DO THIS:
Select and reproduce each line of the listing below that bears the string "username".

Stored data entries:
* start *
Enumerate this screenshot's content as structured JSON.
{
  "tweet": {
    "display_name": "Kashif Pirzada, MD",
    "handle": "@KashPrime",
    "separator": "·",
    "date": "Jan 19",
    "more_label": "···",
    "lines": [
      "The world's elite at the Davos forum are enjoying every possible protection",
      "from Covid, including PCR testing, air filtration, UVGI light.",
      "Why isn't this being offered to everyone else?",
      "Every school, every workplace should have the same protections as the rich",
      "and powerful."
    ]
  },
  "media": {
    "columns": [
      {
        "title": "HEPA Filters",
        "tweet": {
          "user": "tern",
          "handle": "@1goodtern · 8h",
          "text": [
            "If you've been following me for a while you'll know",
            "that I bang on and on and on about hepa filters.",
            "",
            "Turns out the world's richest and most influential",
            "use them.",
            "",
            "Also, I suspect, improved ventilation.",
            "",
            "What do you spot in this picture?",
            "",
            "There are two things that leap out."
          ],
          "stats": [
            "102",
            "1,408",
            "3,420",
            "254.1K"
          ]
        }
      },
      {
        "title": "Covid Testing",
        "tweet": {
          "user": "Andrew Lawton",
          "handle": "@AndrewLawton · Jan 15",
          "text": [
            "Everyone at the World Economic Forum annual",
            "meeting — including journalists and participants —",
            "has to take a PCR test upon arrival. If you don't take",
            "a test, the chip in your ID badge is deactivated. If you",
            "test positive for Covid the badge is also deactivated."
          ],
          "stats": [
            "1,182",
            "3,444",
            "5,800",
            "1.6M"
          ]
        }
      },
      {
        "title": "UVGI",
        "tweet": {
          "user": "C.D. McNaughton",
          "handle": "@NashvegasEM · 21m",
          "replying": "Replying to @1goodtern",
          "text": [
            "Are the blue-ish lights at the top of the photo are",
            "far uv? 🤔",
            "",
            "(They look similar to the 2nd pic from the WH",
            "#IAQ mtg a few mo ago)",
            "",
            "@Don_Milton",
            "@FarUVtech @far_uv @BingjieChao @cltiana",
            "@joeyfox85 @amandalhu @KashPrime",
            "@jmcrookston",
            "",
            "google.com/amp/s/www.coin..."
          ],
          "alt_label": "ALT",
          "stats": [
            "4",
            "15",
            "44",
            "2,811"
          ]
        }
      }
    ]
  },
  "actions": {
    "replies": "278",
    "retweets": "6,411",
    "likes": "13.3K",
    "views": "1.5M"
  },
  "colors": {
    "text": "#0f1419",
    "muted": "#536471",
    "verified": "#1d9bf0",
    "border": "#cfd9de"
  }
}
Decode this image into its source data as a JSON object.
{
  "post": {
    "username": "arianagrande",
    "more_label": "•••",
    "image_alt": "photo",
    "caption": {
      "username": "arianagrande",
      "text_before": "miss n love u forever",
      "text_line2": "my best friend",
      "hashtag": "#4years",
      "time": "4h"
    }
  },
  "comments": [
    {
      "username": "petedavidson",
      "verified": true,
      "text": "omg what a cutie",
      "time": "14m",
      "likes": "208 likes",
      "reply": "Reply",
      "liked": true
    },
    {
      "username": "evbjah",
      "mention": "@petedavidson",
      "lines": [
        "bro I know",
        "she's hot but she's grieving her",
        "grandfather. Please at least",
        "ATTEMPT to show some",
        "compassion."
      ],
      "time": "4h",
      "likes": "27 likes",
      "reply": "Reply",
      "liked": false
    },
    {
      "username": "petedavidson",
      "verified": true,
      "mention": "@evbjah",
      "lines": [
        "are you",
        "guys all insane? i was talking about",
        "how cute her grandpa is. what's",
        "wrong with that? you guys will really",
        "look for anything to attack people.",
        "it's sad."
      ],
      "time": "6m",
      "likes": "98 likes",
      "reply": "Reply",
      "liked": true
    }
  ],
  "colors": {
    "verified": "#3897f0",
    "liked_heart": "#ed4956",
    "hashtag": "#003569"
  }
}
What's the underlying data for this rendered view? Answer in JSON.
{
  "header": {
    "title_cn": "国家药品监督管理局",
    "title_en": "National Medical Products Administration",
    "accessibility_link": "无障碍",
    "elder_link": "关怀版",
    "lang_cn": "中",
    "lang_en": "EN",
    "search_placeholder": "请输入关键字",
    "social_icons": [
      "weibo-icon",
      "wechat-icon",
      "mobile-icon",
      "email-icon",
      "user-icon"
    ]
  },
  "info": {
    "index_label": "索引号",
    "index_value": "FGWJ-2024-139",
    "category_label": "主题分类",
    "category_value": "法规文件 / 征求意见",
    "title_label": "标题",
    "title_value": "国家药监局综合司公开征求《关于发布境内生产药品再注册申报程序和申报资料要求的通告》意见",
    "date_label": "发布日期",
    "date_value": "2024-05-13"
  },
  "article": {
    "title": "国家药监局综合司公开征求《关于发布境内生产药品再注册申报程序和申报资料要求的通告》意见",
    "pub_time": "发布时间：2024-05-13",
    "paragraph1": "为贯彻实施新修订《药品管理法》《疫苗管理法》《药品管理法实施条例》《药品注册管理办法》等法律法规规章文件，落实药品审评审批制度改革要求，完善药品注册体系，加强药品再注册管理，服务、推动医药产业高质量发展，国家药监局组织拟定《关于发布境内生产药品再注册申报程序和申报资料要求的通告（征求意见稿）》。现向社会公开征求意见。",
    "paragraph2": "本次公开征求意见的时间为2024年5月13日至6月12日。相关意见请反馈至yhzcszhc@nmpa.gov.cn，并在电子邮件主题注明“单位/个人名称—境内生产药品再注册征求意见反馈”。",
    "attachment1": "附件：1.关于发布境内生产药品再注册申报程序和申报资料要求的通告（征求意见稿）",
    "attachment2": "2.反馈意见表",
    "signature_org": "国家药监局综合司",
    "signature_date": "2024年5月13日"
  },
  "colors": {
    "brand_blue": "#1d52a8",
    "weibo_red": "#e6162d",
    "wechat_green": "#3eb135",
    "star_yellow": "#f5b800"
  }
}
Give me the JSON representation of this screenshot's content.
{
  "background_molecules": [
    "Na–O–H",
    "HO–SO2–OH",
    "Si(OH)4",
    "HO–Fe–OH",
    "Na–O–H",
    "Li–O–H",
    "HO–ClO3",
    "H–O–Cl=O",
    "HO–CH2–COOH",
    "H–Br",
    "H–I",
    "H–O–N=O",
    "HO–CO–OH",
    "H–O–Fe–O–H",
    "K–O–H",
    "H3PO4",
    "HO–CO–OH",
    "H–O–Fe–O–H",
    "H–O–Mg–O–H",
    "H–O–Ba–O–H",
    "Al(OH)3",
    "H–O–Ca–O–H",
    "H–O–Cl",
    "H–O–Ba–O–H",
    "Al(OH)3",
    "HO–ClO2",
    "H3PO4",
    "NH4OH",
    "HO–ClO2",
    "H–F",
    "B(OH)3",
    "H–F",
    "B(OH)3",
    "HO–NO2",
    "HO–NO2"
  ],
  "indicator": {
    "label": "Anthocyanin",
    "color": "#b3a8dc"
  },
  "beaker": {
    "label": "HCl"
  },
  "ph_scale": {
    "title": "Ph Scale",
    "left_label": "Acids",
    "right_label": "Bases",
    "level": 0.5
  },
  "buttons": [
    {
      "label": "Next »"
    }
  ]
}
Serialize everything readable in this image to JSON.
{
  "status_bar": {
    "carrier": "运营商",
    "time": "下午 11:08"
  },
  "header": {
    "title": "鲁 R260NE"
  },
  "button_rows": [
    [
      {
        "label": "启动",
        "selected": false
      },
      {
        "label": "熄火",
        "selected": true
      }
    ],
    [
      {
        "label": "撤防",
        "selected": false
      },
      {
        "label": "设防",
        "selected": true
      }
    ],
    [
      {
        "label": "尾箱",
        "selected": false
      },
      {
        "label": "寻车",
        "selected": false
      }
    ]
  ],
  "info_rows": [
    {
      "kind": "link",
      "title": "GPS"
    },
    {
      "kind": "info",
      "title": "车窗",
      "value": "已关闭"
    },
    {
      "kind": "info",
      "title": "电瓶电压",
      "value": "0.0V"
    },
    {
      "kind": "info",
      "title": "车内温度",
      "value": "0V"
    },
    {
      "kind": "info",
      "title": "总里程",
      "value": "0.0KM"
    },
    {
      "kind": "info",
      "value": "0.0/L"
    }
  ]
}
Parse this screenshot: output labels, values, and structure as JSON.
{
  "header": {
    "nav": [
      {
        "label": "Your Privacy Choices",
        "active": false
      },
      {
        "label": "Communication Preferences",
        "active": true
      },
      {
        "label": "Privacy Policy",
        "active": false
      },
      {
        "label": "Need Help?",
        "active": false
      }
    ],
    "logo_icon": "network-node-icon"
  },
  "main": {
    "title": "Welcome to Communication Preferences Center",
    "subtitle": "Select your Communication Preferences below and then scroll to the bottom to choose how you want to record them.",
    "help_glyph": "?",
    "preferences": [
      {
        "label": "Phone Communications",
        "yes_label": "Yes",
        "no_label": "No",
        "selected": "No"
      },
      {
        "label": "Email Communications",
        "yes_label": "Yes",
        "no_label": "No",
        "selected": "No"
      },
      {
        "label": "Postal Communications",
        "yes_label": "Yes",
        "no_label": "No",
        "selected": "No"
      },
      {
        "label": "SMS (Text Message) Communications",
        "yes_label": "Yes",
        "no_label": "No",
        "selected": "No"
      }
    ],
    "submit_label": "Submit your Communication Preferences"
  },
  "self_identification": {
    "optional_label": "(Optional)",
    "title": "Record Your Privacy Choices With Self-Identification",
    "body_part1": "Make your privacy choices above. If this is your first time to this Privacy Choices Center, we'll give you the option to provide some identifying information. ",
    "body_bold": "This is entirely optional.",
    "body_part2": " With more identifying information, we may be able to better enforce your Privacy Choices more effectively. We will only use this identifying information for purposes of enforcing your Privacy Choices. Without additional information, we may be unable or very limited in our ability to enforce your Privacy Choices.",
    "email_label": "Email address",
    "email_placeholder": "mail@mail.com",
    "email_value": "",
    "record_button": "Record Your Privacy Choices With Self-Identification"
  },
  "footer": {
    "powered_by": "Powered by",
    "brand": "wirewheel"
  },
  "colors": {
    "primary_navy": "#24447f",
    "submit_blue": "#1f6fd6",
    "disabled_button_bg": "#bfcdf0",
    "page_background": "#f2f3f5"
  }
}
* end *
OUTPUT FOR THIS EXERCISE:
    "username": "arianagrande",
      "username": "arianagrande",
      "username": "petedavidson",
      "username": "evbjah",
      "username": "petedavidson",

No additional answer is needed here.